◆ What you are asked to do ◆
Copy out all the entries word for word.

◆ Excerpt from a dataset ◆
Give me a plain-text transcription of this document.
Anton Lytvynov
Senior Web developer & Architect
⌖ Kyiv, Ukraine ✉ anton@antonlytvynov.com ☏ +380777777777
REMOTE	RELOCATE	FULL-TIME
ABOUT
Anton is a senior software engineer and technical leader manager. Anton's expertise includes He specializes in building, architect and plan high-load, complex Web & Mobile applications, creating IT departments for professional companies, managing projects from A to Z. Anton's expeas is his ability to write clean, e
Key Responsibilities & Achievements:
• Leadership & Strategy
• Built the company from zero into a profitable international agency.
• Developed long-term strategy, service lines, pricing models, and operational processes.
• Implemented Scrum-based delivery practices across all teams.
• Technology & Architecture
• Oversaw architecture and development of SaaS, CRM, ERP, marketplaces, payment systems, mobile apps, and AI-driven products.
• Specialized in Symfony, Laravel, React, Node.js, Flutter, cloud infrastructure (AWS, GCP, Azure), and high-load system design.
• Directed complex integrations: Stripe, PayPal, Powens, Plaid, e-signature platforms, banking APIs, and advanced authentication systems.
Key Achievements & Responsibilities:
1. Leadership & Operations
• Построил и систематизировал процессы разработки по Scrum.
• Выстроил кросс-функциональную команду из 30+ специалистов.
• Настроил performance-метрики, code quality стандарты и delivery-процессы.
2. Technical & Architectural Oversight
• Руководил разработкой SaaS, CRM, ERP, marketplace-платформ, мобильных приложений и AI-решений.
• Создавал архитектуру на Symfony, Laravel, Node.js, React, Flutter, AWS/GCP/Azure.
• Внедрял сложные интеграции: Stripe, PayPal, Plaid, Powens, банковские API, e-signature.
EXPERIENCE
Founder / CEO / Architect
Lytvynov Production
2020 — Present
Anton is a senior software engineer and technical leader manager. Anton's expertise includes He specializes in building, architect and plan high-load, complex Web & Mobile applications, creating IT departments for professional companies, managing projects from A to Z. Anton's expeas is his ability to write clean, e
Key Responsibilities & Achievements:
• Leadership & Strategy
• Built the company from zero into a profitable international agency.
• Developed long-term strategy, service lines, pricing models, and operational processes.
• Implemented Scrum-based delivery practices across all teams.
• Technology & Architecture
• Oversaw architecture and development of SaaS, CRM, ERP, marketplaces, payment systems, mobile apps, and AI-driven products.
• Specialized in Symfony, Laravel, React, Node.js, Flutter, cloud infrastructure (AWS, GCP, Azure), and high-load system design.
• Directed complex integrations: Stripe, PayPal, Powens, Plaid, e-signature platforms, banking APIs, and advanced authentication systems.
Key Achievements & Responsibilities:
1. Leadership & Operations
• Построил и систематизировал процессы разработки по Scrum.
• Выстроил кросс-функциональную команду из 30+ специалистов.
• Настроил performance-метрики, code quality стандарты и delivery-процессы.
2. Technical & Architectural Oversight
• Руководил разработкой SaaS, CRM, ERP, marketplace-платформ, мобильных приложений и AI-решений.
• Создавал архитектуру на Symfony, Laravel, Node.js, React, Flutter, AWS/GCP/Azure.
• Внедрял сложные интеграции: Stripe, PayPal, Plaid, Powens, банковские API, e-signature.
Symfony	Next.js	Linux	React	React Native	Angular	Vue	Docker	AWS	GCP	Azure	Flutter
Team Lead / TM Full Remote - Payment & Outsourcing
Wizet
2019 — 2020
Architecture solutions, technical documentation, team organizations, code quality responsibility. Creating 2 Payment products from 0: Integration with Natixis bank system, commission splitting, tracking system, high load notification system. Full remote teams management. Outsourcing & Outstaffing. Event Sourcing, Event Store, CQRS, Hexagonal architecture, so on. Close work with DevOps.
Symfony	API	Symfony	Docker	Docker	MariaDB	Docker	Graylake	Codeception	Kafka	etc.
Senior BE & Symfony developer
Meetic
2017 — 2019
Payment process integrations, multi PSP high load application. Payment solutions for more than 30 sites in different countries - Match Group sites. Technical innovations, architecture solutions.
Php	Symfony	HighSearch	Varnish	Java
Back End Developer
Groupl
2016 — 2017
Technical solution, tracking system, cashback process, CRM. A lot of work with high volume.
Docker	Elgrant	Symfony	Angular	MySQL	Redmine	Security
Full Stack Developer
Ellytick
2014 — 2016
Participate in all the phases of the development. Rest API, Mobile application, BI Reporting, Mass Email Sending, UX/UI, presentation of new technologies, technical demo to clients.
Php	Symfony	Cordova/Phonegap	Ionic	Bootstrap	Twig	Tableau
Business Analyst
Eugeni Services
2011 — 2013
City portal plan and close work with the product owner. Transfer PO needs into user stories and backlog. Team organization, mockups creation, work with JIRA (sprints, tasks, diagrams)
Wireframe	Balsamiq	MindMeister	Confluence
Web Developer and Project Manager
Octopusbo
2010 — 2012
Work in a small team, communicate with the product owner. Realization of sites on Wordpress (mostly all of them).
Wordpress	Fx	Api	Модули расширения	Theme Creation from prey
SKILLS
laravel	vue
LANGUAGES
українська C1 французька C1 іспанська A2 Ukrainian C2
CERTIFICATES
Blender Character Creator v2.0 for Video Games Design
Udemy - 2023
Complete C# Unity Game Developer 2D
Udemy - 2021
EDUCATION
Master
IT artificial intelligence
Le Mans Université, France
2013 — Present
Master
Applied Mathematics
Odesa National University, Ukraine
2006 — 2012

◆ Completed task ◆
Give me a plain-text transcription of this document.
Anton Lytvynov
Senior Web developer & Architect
⌖ Kyiv, Ukraine ✉ anton@antonlytvynov.com ☏ +380777777777
REMOTE	RELOCATE	FULL-TIME
ABOUT
Anton is a senior software engineer and technical leader manager. Anton's expertise includes He specializes in building, architect and plan high-load, complex Web & Mobile applications, creating IT departments for professional companies, managing projects from A to Z. Anton's expeas is his ability to write clean, e
Key Responsibilities & Achievements:
• Leadership & Strategy
• Built the company from zero into a profitable international agency.
• Developed long-term strategy, service lines, pricing models, and operational processes.
• Implemented Scrum-based delivery practices across all teams.
• Technology & Architecture
• Oversaw architecture and development of SaaS, CRM, ERP, marketplaces, payment systems, mobile apps, and AI-driven products.
• Specialized in Symfony, Laravel, React, Node.js, Flutter, cloud infrastructure (AWS, GCP, Azure), and high-load system design.
• Directed complex integrations: Stripe, PayPal, Powens, Plaid, e-signature platforms, banking APIs, and advanced authentication systems.
Key Achievements & Responsibilities:
1. Leadership & Operations
• Построил и систематизировал процессы разработки по Scrum.
• Выстроил кросс-функциональную команду из 30+ специалистов.
• Настроил performance-метрики, code quality стандарты и delivery-процессы.
2. Technical & Architectural Oversight
• Руководил разработкой SaaS, CRM, ERP, marketplace-платформ, мобильных приложений и AI-решений.
• Создавал архитектуру на Symfony, Laravel, Node.js, React, Flutter, AWS/GCP/Azure.
• Внедрял сложные интеграции: Stripe, PayPal, Plaid, Powens, банковские API, e-signature.
EXPERIENCE
Founder / CEO / Architect
Lytvynov Production
2020 — Present
Anton is a senior software engineer and technical leader manager. Anton's expertise includes He specializes in building, architect and plan high-load, complex Web & Mobile applications, creating IT departments for professional companies, managing projects from A to Z. Anton's expeas is his ability to write clean, e
Key Responsibilities & Achievements:
• Leadership & Strategy
• Built the company from zero into a profitable international agency.
• Developed long-term strategy, service lines, pricing models, and operational processes.
• Implemented Scrum-based delivery practices across all teams.
• Technology & Architecture
• Oversaw architecture and development of SaaS, CRM, ERP, marketplaces, payment systems, mobile apps, and AI-driven products.
• Specialized in Symfony, Laravel, React, Node.js, Flutter, cloud infrastructure (AWS, GCP, Azure), and high-load system design.
• Directed complex integrations: Stripe, PayPal, Powens, Plaid, e-signature platforms, banking APIs, and advanced authentication systems.
Key Achievements & Responsibilities:
1. Leadership & Operations
• Построил и систематизировал процессы разработки по Scrum.
• Выстроил кросс-функциональную команду из 30+ специалистов.
• Настроил performance-метрики, code quality стандарты и delivery-процессы.
2. Technical & Architectural Oversight
• Руководил разработкой SaaS, CRM, ERP, marketplace-платформ, мобильных приложений и AI-решений.
• Создавал архитектуру на Symfony, Laravel, Node.js, React, Flutter, AWS/GCP/Azure.
• Внедрял сложные интеграции: Stripe, PayPal, Plaid, Powens, банковские API, e-signature.
Symfony	Next.js	Linux	React	React Native	Angular	Vue	Docker	AWS	GCP	Azure	Flutter
Team Lead / TM Full Remote - Payment & Outsourcing
Wizet
2019 — 2020
Architecture solutions, technical documentation, team organizations, code quality responsibility. Creating 2 Payment products from 0: Integration with Natixis bank system, commission splitting, tracking system, high load notification system. Full remote teams management. Outsourcing & Outstaffing. Event Sourcing, Event Store, CQRS, Hexagonal architecture, so on. Close work with DevOps.
Symfony	API	Symfony	Docker	Docker	MariaDB	Docker	Graylake	Codeception	Kafka	etc.
Senior BE & Symfony developer
Meetic
2017 — 2019
Payment process integrations, multi PSP high load application. Payment solutions for more than 30 sites in different countries - Match Group sites. Technical innovations, architecture solutions.
Php	Symfony	HighSearch	Varnish	Java
Back End Developer
Groupl
2016 — 2017
Technical solution, tracking system, cashback process, CRM. A lot of work with high volume.
Docker	Elgrant	Symfony	Angular	MySQL	Redmine	Security
Full Stack Developer
Ellytick
2014 — 2016
Participate in all the phases of the development. Rest API, Mobile application, BI Reporting, Mass Email Sending, UX/UI, presentation of new technologies, technical demo to clients.
Php	Symfony	Cordova/Phonegap	Ionic	Bootstrap	Twig	Tableau
Business Analyst
Eugeni Services
2011 — 2013
City portal plan and close work with the product owner. Transfer PO needs into user stories and backlog. Team organization, mockups creation, work with JIRA (sprints, tasks, diagrams)
Wireframe	Balsamiq	MindMeister	Confluence
Web Developer and Project Manager
Octopusbo
2010 — 2012
Work in a small team, communicate with the product owner. Realization of sites on Wordpress (mostly all of them).
Wordpress	Fx	Api	Модули расширения	Theme Creation from prey
SKILLS
laravel	vue
LANGUAGES
українська C1 французька C1 іспанська A2 Ukrainian C2
CERTIFICATES
Blender Character Creator v2.0 for Video Games Design
Udemy - 2023
Complete C# Unity Game Developer 2D
Udemy - 2021
EDUCATION
Master
IT artificial intelligence
Le Mans Université, France
2013 — Present
Master
Applied Mathematics
Odesa National University, Ukraine
2006 — 2012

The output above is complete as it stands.